> WHAT YOU HAVE TO DO: List all lines in the material below that contain "true".

> ENTRIES SHOWN:
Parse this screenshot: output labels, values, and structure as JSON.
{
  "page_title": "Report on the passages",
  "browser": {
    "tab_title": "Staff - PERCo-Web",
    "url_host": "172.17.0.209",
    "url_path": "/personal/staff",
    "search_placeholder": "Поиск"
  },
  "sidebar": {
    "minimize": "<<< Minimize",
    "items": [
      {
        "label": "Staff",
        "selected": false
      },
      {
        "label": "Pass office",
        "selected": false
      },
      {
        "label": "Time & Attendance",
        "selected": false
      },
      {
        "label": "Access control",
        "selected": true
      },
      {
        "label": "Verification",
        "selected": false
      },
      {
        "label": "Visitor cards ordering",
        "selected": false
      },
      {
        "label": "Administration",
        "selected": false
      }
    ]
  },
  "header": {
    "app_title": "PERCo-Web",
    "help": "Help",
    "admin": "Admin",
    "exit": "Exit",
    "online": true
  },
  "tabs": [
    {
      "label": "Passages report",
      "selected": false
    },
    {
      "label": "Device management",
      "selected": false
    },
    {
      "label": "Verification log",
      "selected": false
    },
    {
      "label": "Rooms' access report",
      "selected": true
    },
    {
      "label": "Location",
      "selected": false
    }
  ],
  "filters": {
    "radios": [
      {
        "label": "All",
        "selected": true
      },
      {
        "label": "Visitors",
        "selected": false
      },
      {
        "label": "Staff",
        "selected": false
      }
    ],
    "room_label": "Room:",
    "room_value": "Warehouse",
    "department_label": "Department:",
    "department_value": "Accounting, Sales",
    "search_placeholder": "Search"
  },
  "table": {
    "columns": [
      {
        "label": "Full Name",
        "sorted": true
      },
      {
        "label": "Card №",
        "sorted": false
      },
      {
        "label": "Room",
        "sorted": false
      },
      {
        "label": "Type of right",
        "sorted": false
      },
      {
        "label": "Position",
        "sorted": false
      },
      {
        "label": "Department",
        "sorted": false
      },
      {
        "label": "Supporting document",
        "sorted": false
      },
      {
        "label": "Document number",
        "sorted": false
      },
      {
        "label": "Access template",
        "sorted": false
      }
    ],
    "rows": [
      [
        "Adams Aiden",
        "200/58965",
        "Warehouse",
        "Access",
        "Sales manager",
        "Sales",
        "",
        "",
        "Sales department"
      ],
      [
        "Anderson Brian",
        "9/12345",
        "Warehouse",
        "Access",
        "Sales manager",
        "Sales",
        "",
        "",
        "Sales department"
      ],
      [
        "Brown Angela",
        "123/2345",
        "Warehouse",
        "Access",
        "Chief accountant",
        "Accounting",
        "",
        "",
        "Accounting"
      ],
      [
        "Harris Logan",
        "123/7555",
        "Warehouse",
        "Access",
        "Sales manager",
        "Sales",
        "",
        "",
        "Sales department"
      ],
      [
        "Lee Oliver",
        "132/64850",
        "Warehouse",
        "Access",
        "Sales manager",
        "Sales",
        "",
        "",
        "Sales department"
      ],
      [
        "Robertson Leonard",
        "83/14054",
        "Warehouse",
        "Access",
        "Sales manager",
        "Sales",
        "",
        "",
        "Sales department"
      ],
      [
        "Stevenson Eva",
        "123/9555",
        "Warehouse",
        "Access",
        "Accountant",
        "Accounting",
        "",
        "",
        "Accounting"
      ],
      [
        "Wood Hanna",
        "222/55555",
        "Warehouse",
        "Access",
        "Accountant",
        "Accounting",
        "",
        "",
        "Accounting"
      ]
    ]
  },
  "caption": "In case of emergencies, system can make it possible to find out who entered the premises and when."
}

> EXPECTED ANSWER:
        "selected": true
    "online": true
      "selected": true
        "selected": true
        "sorted": true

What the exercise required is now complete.